> Data supplied
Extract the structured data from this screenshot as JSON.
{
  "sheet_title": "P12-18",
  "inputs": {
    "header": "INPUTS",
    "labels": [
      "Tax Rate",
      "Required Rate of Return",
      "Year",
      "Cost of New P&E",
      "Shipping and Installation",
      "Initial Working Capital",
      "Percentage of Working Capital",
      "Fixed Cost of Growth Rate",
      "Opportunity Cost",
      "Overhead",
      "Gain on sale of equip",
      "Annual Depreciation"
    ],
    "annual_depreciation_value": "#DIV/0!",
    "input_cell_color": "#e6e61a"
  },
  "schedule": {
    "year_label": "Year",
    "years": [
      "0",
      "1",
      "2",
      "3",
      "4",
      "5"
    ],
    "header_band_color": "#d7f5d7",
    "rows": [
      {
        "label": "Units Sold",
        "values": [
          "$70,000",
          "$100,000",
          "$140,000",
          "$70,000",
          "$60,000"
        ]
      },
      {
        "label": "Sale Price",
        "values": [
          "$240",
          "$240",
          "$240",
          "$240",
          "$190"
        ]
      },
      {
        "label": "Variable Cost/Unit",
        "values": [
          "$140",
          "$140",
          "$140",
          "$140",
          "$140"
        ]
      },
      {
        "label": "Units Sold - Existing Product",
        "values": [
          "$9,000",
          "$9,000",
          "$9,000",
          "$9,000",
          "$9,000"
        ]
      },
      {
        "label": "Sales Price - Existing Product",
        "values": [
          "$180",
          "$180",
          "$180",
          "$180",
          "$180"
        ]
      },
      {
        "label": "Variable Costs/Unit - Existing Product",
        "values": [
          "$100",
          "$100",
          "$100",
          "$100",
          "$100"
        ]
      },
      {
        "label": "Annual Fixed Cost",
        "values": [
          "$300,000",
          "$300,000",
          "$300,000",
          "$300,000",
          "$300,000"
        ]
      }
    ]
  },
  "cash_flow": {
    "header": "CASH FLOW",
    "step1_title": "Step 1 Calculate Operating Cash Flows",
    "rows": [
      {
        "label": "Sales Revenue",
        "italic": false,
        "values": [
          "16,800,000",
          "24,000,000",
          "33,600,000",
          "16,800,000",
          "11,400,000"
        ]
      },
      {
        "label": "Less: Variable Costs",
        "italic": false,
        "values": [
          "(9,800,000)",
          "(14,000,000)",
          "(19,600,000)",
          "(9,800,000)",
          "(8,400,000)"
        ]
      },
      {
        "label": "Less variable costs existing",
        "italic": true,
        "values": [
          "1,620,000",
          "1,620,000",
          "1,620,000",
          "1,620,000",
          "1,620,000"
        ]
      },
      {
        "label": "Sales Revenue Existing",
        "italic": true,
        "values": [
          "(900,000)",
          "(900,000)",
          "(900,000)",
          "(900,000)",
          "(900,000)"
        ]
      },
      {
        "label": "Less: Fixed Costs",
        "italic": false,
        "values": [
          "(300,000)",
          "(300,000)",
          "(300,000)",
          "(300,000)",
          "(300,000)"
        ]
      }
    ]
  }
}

> Your goal
Output all of the material, please, exactly as it stands.

> Task result
Extract the structured data from this screenshot as JSON.
{
  "sheet_title": "P12-18",
  "inputs": {
    "header": "INPUTS",
    "labels": [
      "Tax Rate",
      "Required Rate of Return",
      "Year",
      "Cost of New P&E",
      "Shipping and Installation",
      "Initial Working Capital",
      "Percentage of Working Capital",
      "Fixed Cost of Growth Rate",
      "Opportunity Cost",
      "Overhead",
      "Gain on sale of equip",
      "Annual Depreciation"
    ],
    "annual_depreciation_value": "#DIV/0!",
    "input_cell_color": "#e6e61a"
  },
  "schedule": {
    "year_label": "Year",
    "years": [
      "0",
      "1",
      "2",
      "3",
      "4",
      "5"
    ],
    "header_band_color": "#d7f5d7",
    "rows": [
      {
        "label": "Units Sold",
        "values": [
          "$70,000",
          "$100,000",
          "$140,000",
          "$70,000",
          "$60,000"
        ]
      },
      {
        "label": "Sale Price",
        "values": [
          "$240",
          "$240",
          "$240",
          "$240",
          "$190"
        ]
      },
      {
        "label": "Variable Cost/Unit",
        "values": [
          "$140",
          "$140",
          "$140",
          "$140",
          "$140"
        ]
      },
      {
        "label": "Units Sold - Existing Product",
        "values": [
          "$9,000",
          "$9,000",
          "$9,000",
          "$9,000",
          "$9,000"
        ]
      },
      {
        "label": "Sales Price - Existing Product",
        "values": [
          "$180",
          "$180",
          "$180",
          "$180",
          "$180"
        ]
      },
      {
        "label": "Variable Costs/Unit - Existing Product",
        "values": [
          "$100",
          "$100",
          "$100",
          "$100",
          "$100"
        ]
      },
      {
        "label": "Annual Fixed Cost",
        "values": [
          "$300,000",
          "$300,000",
          "$300,000",
          "$300,000",
          "$300,000"
        ]
      }
    ]
  },
  "cash_flow": {
    "header": "CASH FLOW",
    "step1_title": "Step 1 Calculate Operating Cash Flows",
    "rows": [
      {
        "label": "Sales Revenue",
        "italic": false,
        "values": [
          "16,800,000",
          "24,000,000",
          "33,600,000",
          "16,800,000",
          "11,400,000"
        ]
      },
      {
        "label": "Less: Variable Costs",
        "italic": false,
        "values": [
          "(9,800,000)",
          "(14,000,000)",
          "(19,600,000)",
          "(9,800,000)",
          "(8,400,000)"
        ]
      },
      {
        "label": "Less variable costs existing",
        "italic": true,
        "values": [
          "1,620,000",
          "1,620,000",
          "1,620,000",
          "1,620,000",
          "1,620,000"
        ]
      },
      {
        "label": "Sales Revenue Existing",
        "italic": true,
        "values": [
          "(900,000)",
          "(900,000)",
          "(900,000)",
          "(900,000)",
          "(900,000)"
        ]
      },
      {
        "label": "Less: Fixed Costs",
        "italic": false,
        "values": [
          "(300,000)",
          "(300,000)",
          "(300,000)",
          "(300,000)",
          "(300,000)"
        ]
      }
    ]
  }
}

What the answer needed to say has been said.